THE PROBLEM: From the material below, list every line containing "name".

PROVIDED DATA:
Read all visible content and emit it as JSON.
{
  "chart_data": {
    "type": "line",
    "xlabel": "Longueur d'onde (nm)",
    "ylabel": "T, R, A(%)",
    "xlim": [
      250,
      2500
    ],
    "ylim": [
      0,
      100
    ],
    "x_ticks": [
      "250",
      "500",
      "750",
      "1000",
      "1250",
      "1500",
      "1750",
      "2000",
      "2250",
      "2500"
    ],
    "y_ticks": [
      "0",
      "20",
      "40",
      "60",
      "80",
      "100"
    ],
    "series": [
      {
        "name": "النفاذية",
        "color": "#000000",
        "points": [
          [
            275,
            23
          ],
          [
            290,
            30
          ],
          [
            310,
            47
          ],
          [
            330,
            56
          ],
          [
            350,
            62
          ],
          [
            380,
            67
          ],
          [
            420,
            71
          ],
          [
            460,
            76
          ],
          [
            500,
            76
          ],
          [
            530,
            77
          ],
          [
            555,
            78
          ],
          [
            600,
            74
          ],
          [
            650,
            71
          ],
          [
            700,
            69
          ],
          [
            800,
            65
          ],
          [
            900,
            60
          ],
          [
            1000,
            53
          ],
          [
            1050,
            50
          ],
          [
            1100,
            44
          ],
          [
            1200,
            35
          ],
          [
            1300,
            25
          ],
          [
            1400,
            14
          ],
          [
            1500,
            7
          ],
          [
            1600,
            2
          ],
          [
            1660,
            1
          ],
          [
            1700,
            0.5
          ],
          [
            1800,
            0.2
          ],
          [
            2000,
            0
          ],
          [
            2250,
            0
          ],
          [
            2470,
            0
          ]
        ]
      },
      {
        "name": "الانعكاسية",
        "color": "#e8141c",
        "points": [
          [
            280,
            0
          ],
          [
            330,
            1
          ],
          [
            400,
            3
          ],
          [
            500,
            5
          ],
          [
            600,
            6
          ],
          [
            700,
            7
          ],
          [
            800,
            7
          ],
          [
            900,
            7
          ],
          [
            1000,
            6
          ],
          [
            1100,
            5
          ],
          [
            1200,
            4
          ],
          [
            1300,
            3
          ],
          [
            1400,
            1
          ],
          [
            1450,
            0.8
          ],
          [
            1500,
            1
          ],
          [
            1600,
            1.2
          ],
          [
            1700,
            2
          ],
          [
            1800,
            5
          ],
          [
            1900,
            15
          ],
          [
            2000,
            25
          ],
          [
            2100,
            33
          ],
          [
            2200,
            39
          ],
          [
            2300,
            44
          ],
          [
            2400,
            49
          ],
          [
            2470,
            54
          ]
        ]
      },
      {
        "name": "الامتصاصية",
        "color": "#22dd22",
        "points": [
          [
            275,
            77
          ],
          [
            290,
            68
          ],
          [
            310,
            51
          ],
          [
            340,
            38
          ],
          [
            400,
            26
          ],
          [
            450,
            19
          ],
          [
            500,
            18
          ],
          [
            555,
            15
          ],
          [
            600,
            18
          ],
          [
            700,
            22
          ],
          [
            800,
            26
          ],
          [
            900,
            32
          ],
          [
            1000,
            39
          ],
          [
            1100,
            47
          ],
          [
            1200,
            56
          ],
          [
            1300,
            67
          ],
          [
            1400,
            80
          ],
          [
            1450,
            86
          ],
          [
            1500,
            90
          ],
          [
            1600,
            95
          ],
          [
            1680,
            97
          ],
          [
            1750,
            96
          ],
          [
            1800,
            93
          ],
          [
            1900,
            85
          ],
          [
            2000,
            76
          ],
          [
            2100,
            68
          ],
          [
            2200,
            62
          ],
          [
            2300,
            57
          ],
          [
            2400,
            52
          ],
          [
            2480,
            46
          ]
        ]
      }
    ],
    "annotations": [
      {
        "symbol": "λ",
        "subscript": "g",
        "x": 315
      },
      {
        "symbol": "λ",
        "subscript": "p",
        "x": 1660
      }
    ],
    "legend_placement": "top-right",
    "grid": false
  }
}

TASK RESPONSE:
        "name": "النفاذية",
        "name": "الانعكاسية",
        "name": "الامتصاصية",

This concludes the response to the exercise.